▶ **Stored dataset items**:
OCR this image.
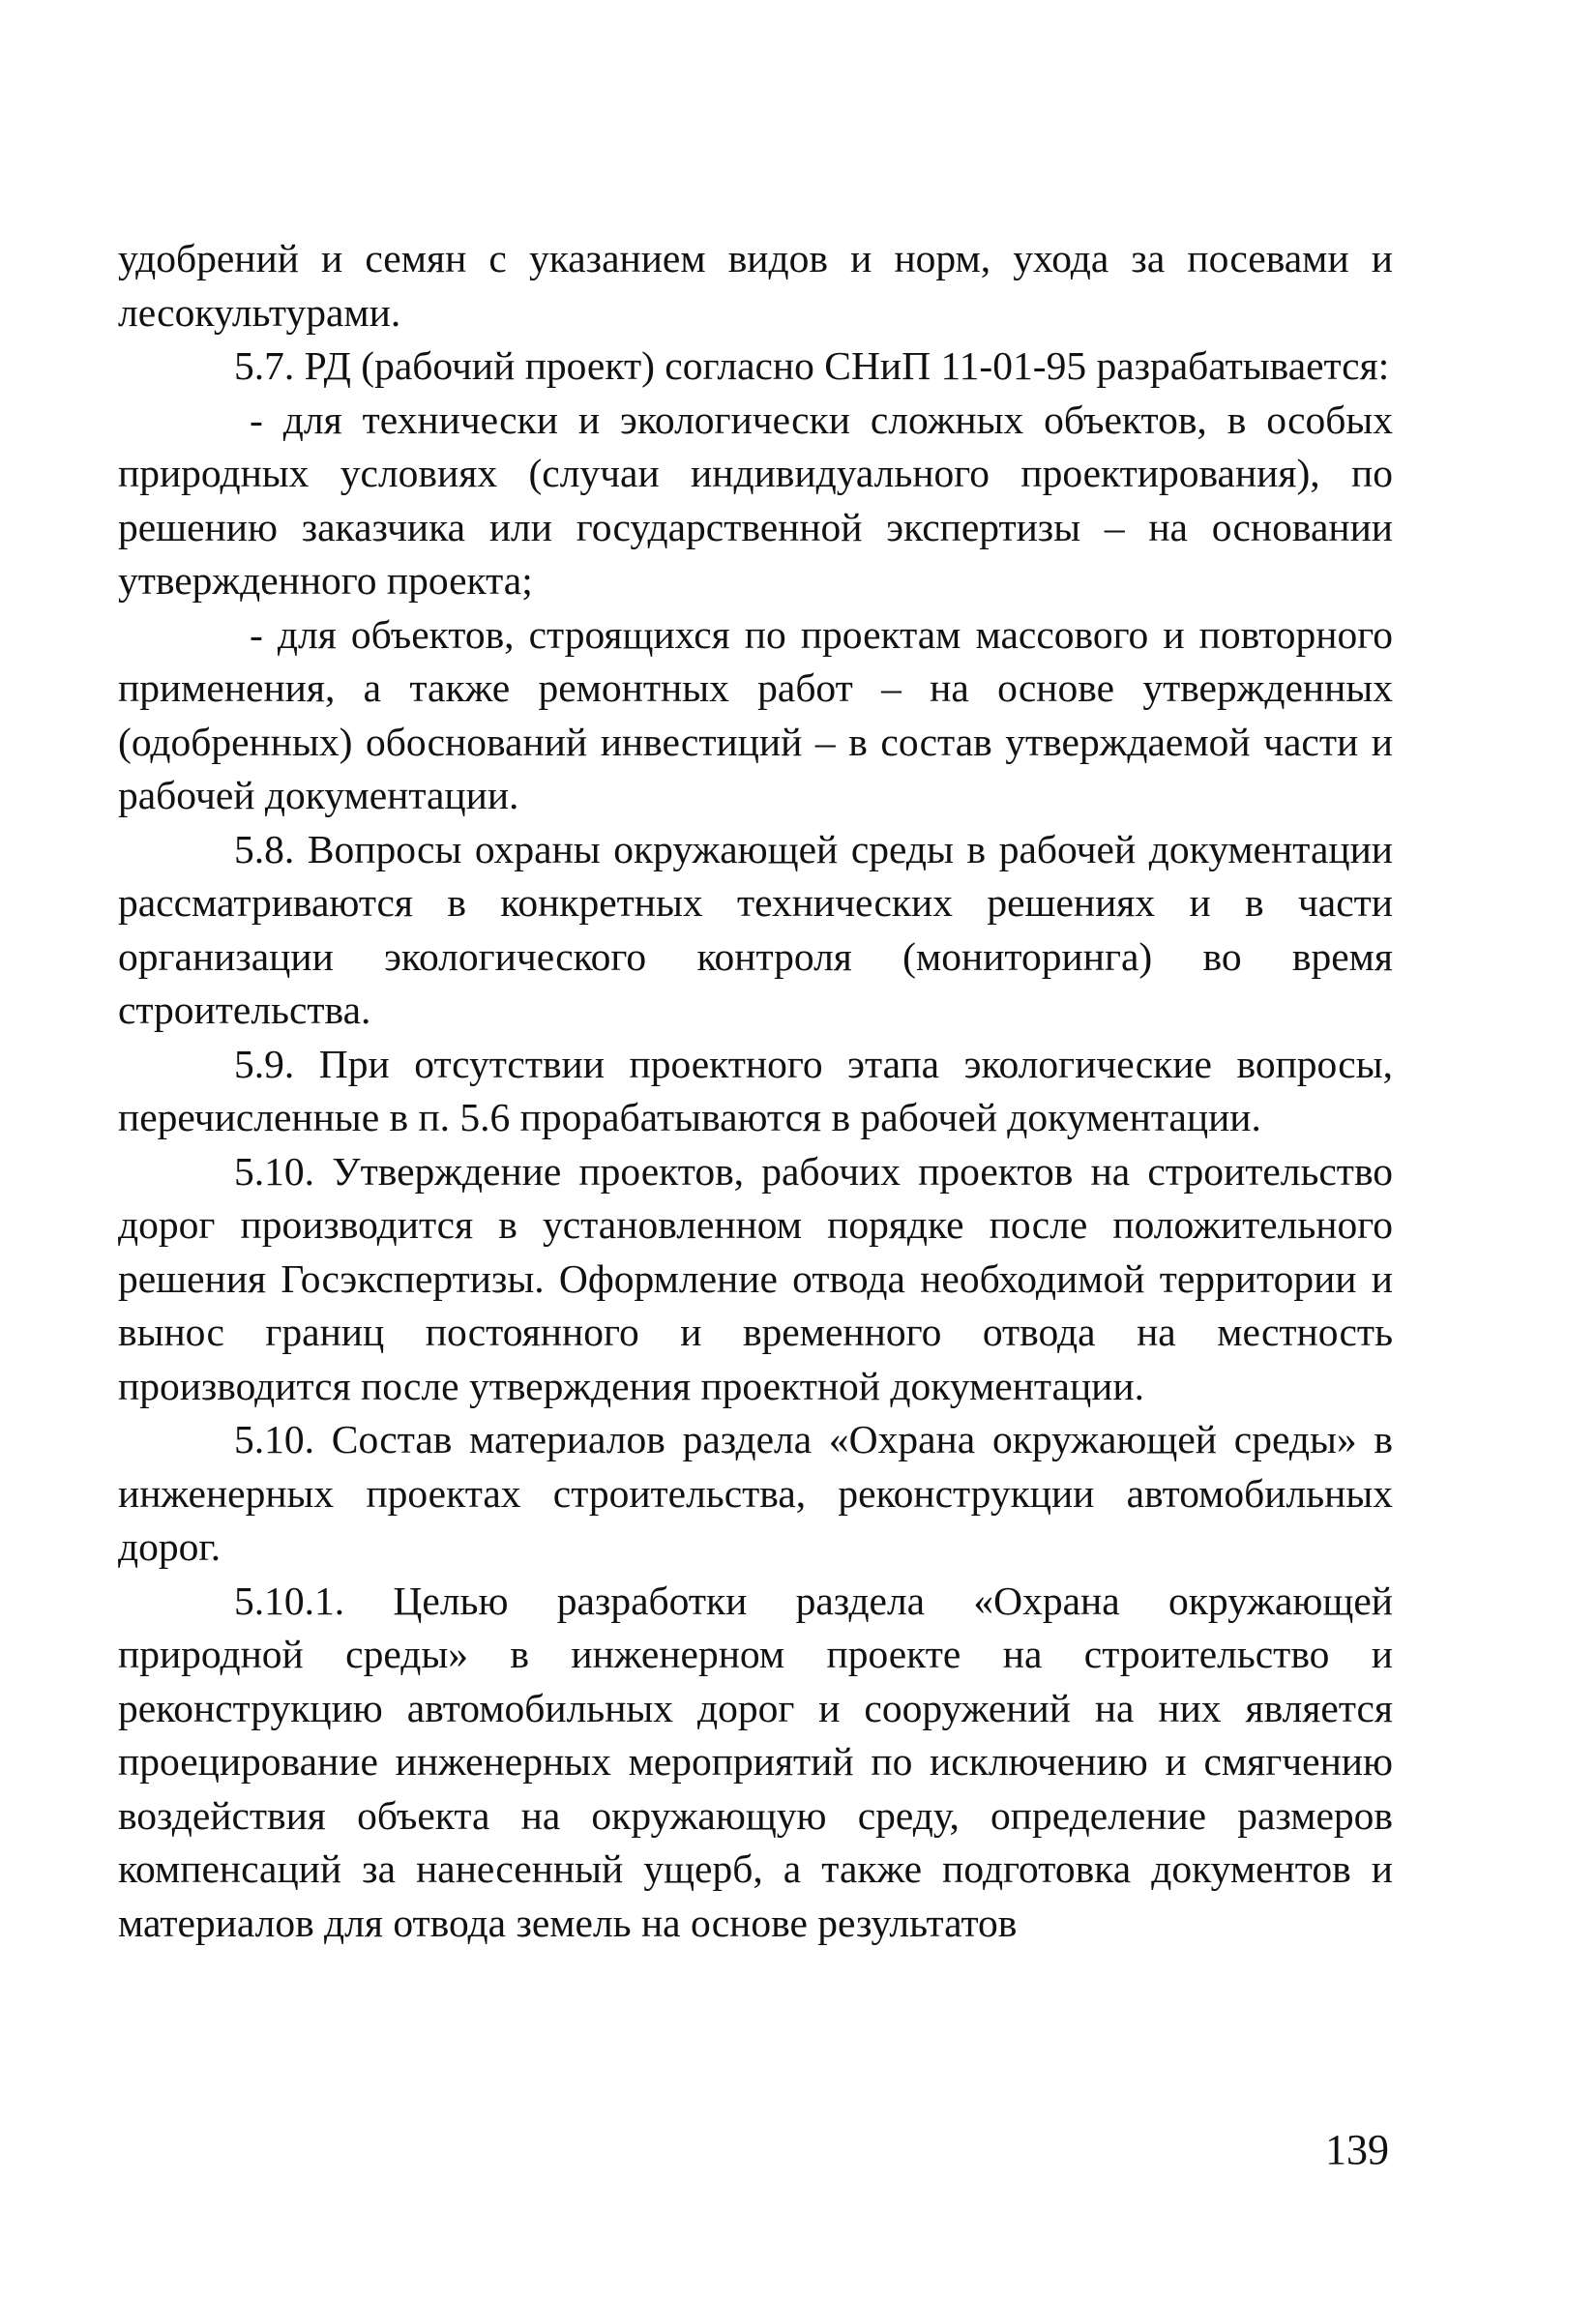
удобрений и семян с указанием видов и норм, ухода за посевами и лесокультурами.

5.7. РД (рабочий проект) согласно СНиП 11-01-95 разрабатывается:

- для технически и экологически сложных объектов, в особых природных условиях (случаи индивидуального проектирования), по решению заказчика или государственной экспертизы – на основании утвержденного проекта;

- для объектов, строящихся по проектам массового и повторного применения, а также ремонтных работ – на основе утвержденных (одобренных) обоснований инвестиций – в состав утверждаемой части и рабочей документации.

5.8. Вопросы охраны окружающей среды в рабочей документации рассматриваются в конкретных технических решениях и в части организации экологического контроля (мониторинга) во время строительства.

5.9. При отсутствии проектного этапа экологические вопросы, перечисленные в п. 5.6 прорабатываются в рабочей документации.

5.10. Утверждение проектов, рабочих проектов на строительство дорог производится в установленном порядке после положительного решения Госэкспертизы. Оформление отвода необходимой территории и вынос границ постоянного и временного отвода на местность производится после утверждения проектной документации.

5.10. Состав материалов раздела «Охрана окружающей среды» в инженерных проектах строительства, реконструкции автомобильных дорог.

5.10.1. Целью разработки раздела «Охрана окружающей природной среды» в инженерном проекте на строительство и реконструкцию автомобильных дорог и сооружений на них является проецирование инженерных мероприятий по исключению и смягчению воздействия объекта на окружающую среду, определение размеров компенсаций за нанесенный ущерб, а также подготовка документов и материалов для отвода земель на основе результатов

139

▶ **What the task asks**: Give only the number of lines in the material above where the string "дорог" appears.

▶ **Task answer**: 3